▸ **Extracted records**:
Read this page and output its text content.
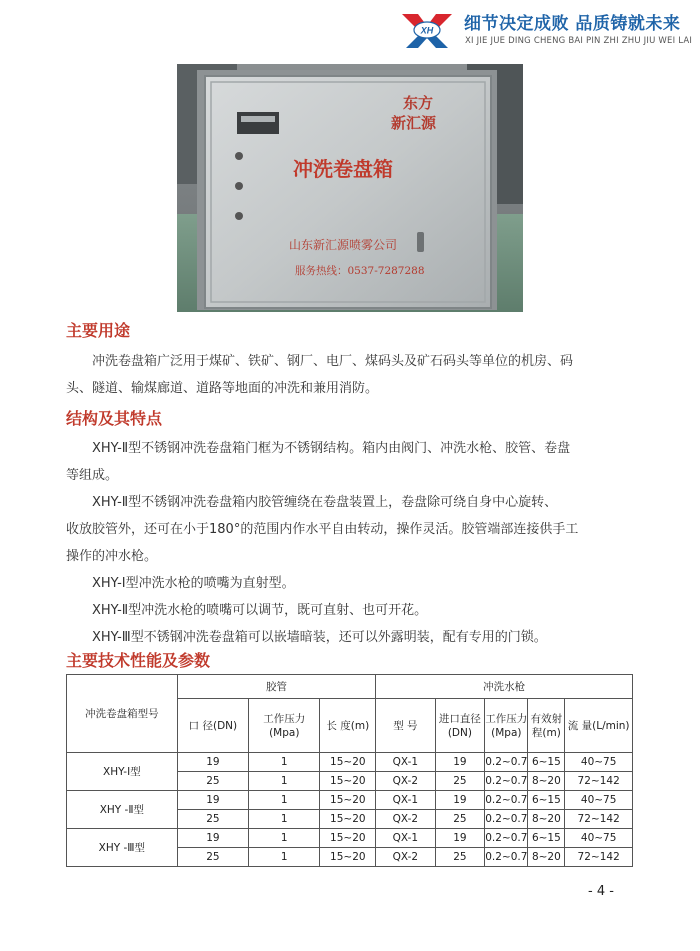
XH 细节决定成败 品质铸就未来
XI JIE JUE DING CHENG BAI PIN ZHI ZHU JIU WEI LAI
东方
新汇源
冲洗卷盘箱
山东新汇源喷雾公司
服务热线：0537-7287288
主要用途
冲洗卷盘箱广泛用于煤矿、铁矿、钢厂、电厂、煤码头及矿石码头等单位的机房、码
头、隧道、输煤廊道、道路等地面的冲洗和兼用消防。
结构及其特点
XHY-Ⅱ型不锈钢冲洗卷盘箱门框为不锈钢结构。箱内由阀门、冲洗水枪、胶管、卷盘
等组成。
XHY-Ⅱ型不锈钢冲洗卷盘箱内胶管缠绕在卷盘装置上，卷盘除可绕自身中心旋转、
收放胶管外，还可在小于180°的范围内作水平自由转动，操作灵活。胶管端部连接供手工
操作的冲水枪。
XHY-Ⅰ型冲洗水枪的喷嘴为直射型。
XHY-Ⅱ型冲洗水枪的喷嘴可以调节，既可直射、也可开花。
XHY-Ⅲ型不锈钢冲洗卷盘箱可以嵌墙暗装，还可以外露明装，配有专用的门锁。
主要技术性能及参数
冲洗卷盘箱型号	胶管			冲洗水枪				
	口 径(DN)	工作压力(Mpa)	长 度(m)	型 号	进口直径(DN)	工作压力(Mpa)	有效射程(m)	流 量(L/min)
XHY-Ⅰ型	19	1	15~20	QX-1	19	0.2~0.7	6~15	40~75
	25	1	15~20	QX-2	25	0.2~0.7	8~20	72~142
XHY -Ⅱ型	19	1	15~20	QX-1	19	0.2~0.7	6~15	40~75
	25	1	15~20	QX-2	25	0.2~0.7	8~20	72~142
XHY -Ⅲ型	19	1	15~20	QX-1	19	0.2~0.7	6~15	40~75
	25	1	15~20	QX-2	25	0.2~0.7	8~20	72~142
- 4 -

▸ **Exercise directions**: Output all of the records exactly as they appear above, but not the pictures.

▸ **Exercise response**:
Read this page and output its text content.
XH 细节决定成败 品质铸就未来
XI JIE JUE DING CHENG BAI PIN ZHI ZHU JIU WEI LAI
东方
新汇源
冲洗卷盘箱
山东新汇源喷雾公司
服务热线：0537-7287288
主要用途
冲洗卷盘箱广泛用于煤矿、铁矿、钢厂、电厂、煤码头及矿石码头等单位的机房、码
头、隧道、输煤廊道、道路等地面的冲洗和兼用消防。
结构及其特点
XHY-Ⅱ型不锈钢冲洗卷盘箱门框为不锈钢结构。箱内由阀门、冲洗水枪、胶管、卷盘
等组成。
XHY-Ⅱ型不锈钢冲洗卷盘箱内胶管缠绕在卷盘装置上，卷盘除可绕自身中心旋转、
收放胶管外，还可在小于180°的范围内作水平自由转动，操作灵活。胶管端部连接供手工
操作的冲水枪。
XHY-Ⅰ型冲洗水枪的喷嘴为直射型。
XHY-Ⅱ型冲洗水枪的喷嘴可以调节，既可直射、也可开花。
XHY-Ⅲ型不锈钢冲洗卷盘箱可以嵌墙暗装，还可以外露明装，配有专用的门锁。
主要技术性能及参数
冲洗卷盘箱型号	胶管			冲洗水枪				
	口 径(DN)	工作压力(Mpa)	长 度(m)	型 号	进口直径(DN)	工作压力(Mpa)	有效射程(m)	流 量(L/min)
XHY-Ⅰ型	19	1	15~20	QX-1	19	0.2~0.7	6~15	40~75
	25	1	15~20	QX-2	25	0.2~0.7	8~20	72~142
XHY -Ⅱ型	19	1	15~20	QX-1	19	0.2~0.7	6~15	40~75
	25	1	15~20	QX-2	25	0.2~0.7	8~20	72~142
XHY -Ⅲ型	19	1	15~20	QX-1	19	0.2~0.7	6~15	40~75
	25	1	15~20	QX-2	25	0.2~0.7	8~20	72~142
- 4 -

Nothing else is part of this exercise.